# Set exercise
The records below must be retyped exactly.

# Source records
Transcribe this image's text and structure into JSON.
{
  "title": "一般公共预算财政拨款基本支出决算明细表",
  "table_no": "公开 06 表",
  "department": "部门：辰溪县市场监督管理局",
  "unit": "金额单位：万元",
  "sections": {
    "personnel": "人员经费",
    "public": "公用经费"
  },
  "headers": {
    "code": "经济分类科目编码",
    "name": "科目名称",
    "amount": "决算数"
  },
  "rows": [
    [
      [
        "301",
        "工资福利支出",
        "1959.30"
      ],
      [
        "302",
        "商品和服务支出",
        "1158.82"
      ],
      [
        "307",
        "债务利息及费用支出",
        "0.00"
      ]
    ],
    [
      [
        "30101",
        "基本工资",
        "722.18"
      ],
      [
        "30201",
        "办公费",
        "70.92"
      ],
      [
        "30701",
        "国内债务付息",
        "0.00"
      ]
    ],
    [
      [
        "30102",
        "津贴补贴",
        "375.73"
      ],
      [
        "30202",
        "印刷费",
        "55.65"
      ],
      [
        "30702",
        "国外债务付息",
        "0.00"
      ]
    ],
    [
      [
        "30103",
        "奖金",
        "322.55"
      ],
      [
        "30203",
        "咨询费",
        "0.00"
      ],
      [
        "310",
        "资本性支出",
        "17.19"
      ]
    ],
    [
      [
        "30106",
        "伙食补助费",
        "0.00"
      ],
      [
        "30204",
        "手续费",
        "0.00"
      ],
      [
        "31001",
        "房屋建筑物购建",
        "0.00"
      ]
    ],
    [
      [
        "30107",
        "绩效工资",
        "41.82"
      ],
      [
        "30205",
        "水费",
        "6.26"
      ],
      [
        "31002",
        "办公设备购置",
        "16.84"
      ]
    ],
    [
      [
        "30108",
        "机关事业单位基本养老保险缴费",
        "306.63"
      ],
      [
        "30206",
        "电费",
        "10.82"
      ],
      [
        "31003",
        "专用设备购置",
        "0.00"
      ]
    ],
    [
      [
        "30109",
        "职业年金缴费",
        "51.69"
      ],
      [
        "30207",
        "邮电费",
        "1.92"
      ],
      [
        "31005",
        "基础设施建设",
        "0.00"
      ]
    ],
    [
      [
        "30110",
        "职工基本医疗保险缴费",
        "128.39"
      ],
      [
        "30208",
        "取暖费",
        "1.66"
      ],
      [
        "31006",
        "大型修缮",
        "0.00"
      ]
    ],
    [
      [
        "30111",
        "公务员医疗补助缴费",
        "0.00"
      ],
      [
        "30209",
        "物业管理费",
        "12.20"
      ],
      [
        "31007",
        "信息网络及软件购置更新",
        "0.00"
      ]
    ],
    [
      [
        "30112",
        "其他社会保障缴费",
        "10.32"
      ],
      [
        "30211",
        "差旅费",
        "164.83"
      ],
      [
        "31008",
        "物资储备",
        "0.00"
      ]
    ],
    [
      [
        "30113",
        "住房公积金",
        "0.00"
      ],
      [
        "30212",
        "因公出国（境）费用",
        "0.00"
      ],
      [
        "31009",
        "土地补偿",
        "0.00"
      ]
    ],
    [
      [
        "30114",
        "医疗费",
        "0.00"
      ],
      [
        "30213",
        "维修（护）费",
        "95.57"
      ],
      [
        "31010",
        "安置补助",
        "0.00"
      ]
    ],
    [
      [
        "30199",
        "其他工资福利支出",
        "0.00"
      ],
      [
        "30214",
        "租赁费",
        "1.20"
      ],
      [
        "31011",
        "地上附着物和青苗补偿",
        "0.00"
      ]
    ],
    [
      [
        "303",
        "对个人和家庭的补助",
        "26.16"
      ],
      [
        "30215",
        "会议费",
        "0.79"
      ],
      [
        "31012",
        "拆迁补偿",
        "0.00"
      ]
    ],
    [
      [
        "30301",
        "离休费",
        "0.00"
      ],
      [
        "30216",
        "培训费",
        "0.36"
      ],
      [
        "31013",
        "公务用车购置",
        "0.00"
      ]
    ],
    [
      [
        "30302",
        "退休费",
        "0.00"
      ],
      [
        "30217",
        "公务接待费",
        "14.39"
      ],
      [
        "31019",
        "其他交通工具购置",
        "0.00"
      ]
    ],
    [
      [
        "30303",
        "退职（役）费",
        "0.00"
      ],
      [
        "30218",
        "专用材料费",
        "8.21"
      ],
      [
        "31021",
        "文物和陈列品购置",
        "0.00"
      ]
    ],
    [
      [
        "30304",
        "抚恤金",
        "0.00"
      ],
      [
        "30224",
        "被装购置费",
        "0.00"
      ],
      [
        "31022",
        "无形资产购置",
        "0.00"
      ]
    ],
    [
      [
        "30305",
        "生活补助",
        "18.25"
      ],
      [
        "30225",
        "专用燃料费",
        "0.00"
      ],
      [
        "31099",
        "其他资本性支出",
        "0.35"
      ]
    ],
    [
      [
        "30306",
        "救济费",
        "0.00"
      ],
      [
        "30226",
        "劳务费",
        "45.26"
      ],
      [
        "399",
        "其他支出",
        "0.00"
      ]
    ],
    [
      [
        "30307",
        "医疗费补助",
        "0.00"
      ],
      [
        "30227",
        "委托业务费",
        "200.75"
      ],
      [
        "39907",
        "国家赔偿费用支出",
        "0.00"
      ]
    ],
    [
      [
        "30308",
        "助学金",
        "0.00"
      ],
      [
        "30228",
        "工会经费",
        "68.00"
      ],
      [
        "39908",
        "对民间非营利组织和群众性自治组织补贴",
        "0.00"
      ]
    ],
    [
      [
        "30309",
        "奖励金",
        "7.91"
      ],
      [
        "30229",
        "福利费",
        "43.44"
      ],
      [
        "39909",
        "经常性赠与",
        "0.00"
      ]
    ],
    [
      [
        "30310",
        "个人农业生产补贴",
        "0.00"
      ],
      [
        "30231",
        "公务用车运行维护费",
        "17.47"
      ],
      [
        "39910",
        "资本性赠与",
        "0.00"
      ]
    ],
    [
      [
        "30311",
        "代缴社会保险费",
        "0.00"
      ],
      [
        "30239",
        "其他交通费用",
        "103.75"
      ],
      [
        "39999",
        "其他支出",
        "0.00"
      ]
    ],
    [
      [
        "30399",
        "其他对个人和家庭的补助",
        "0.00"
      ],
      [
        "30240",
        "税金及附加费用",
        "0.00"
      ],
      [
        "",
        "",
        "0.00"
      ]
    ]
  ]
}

# Finished exercise
Transcribe this image's text and structure into JSON.
{
  "title": "一般公共预算财政拨款基本支出决算明细表",
  "table_no": "公开 06 表",
  "department": "部门：辰溪县市场监督管理局",
  "unit": "金额单位：万元",
  "sections": {
    "personnel": "人员经费",
    "public": "公用经费"
  },
  "headers": {
    "code": "经济分类科目编码",
    "name": "科目名称",
    "amount": "决算数"
  },
  "rows": [
    [
      [
        "301",
        "工资福利支出",
        "1959.30"
      ],
      [
        "302",
        "商品和服务支出",
        "1158.82"
      ],
      [
        "307",
        "债务利息及费用支出",
        "0.00"
      ]
    ],
    [
      [
        "30101",
        "基本工资",
        "722.18"
      ],
      [
        "30201",
        "办公费",
        "70.92"
      ],
      [
        "30701",
        "国内债务付息",
        "0.00"
      ]
    ],
    [
      [
        "30102",
        "津贴补贴",
        "375.73"
      ],
      [
        "30202",
        "印刷费",
        "55.65"
      ],
      [
        "30702",
        "国外债务付息",
        "0.00"
      ]
    ],
    [
      [
        "30103",
        "奖金",
        "322.55"
      ],
      [
        "30203",
        "咨询费",
        "0.00"
      ],
      [
        "310",
        "资本性支出",
        "17.19"
      ]
    ],
    [
      [
        "30106",
        "伙食补助费",
        "0.00"
      ],
      [
        "30204",
        "手续费",
        "0.00"
      ],
      [
        "31001",
        "房屋建筑物购建",
        "0.00"
      ]
    ],
    [
      [
        "30107",
        "绩效工资",
        "41.82"
      ],
      [
        "30205",
        "水费",
        "6.26"
      ],
      [
        "31002",
        "办公设备购置",
        "16.84"
      ]
    ],
    [
      [
        "30108",
        "机关事业单位基本养老保险缴费",
        "306.63"
      ],
      [
        "30206",
        "电费",
        "10.82"
      ],
      [
        "31003",
        "专用设备购置",
        "0.00"
      ]
    ],
    [
      [
        "30109",
        "职业年金缴费",
        "51.69"
      ],
      [
        "30207",
        "邮电费",
        "1.92"
      ],
      [
        "31005",
        "基础设施建设",
        "0.00"
      ]
    ],
    [
      [
        "30110",
        "职工基本医疗保险缴费",
        "128.39"
      ],
      [
        "30208",
        "取暖费",
        "1.66"
      ],
      [
        "31006",
        "大型修缮",
        "0.00"
      ]
    ],
    [
      [
        "30111",
        "公务员医疗补助缴费",
        "0.00"
      ],
      [
        "30209",
        "物业管理费",
        "12.20"
      ],
      [
        "31007",
        "信息网络及软件购置更新",
        "0.00"
      ]
    ],
    [
      [
        "30112",
        "其他社会保障缴费",
        "10.32"
      ],
      [
        "30211",
        "差旅费",
        "164.83"
      ],
      [
        "31008",
        "物资储备",
        "0.00"
      ]
    ],
    [
      [
        "30113",
        "住房公积金",
        "0.00"
      ],
      [
        "30212",
        "因公出国（境）费用",
        "0.00"
      ],
      [
        "31009",
        "土地补偿",
        "0.00"
      ]
    ],
    [
      [
        "30114",
        "医疗费",
        "0.00"
      ],
      [
        "30213",
        "维修（护）费",
        "95.57"
      ],
      [
        "31010",
        "安置补助",
        "0.00"
      ]
    ],
    [
      [
        "30199",
        "其他工资福利支出",
        "0.00"
      ],
      [
        "30214",
        "租赁费",
        "1.20"
      ],
      [
        "31011",
        "地上附着物和青苗补偿",
        "0.00"
      ]
    ],
    [
      [
        "303",
        "对个人和家庭的补助",
        "26.16"
      ],
      [
        "30215",
        "会议费",
        "0.79"
      ],
      [
        "31012",
        "拆迁补偿",
        "0.00"
      ]
    ],
    [
      [
        "30301",
        "离休费",
        "0.00"
      ],
      [
        "30216",
        "培训费",
        "0.36"
      ],
      [
        "31013",
        "公务用车购置",
        "0.00"
      ]
    ],
    [
      [
        "30302",
        "退休费",
        "0.00"
      ],
      [
        "30217",
        "公务接待费",
        "14.39"
      ],
      [
        "31019",
        "其他交通工具购置",
        "0.00"
      ]
    ],
    [
      [
        "30303",
        "退职（役）费",
        "0.00"
      ],
      [
        "30218",
        "专用材料费",
        "8.21"
      ],
      [
        "31021",
        "文物和陈列品购置",
        "0.00"
      ]
    ],
    [
      [
        "30304",
        "抚恤金",
        "0.00"
      ],
      [
        "30224",
        "被装购置费",
        "0.00"
      ],
      [
        "31022",
        "无形资产购置",
        "0.00"
      ]
    ],
    [
      [
        "30305",
        "生活补助",
        "18.25"
      ],
      [
        "30225",
        "专用燃料费",
        "0.00"
      ],
      [
        "31099",
        "其他资本性支出",
        "0.35"
      ]
    ],
    [
      [
        "30306",
        "救济费",
        "0.00"
      ],
      [
        "30226",
        "劳务费",
        "45.26"
      ],
      [
        "399",
        "其他支出",
        "0.00"
      ]
    ],
    [
      [
        "30307",
        "医疗费补助",
        "0.00"
      ],
      [
        "30227",
        "委托业务费",
        "200.75"
      ],
      [
        "39907",
        "国家赔偿费用支出",
        "0.00"
      ]
    ],
    [
      [
        "30308",
        "助学金",
        "0.00"
      ],
      [
        "30228",
        "工会经费",
        "68.00"
      ],
      [
        "39908",
        "对民间非营利组织和群众性自治组织补贴",
        "0.00"
      ]
    ],
    [
      [
        "30309",
        "奖励金",
        "7.91"
      ],
      [
        "30229",
        "福利费",
        "43.44"
      ],
      [
        "39909",
        "经常性赠与",
        "0.00"
      ]
    ],
    [
      [
        "30310",
        "个人农业生产补贴",
        "0.00"
      ],
      [
        "30231",
        "公务用车运行维护费",
        "17.47"
      ],
      [
        "39910",
        "资本性赠与",
        "0.00"
      ]
    ],
    [
      [
        "30311",
        "代缴社会保险费",
        "0.00"
      ],
      [
        "30239",
        "其他交通费用",
        "103.75"
      ],
      [
        "39999",
        "其他支出",
        "0.00"
      ]
    ],
    [
      [
        "30399",
        "其他对个人和家庭的补助",
        "0.00"
      ],
      [
        "30240",
        "税金及附加费用",
        "0.00"
      ],
      [
        "",
        "",
        "0.00"
      ]
    ]
  ]
}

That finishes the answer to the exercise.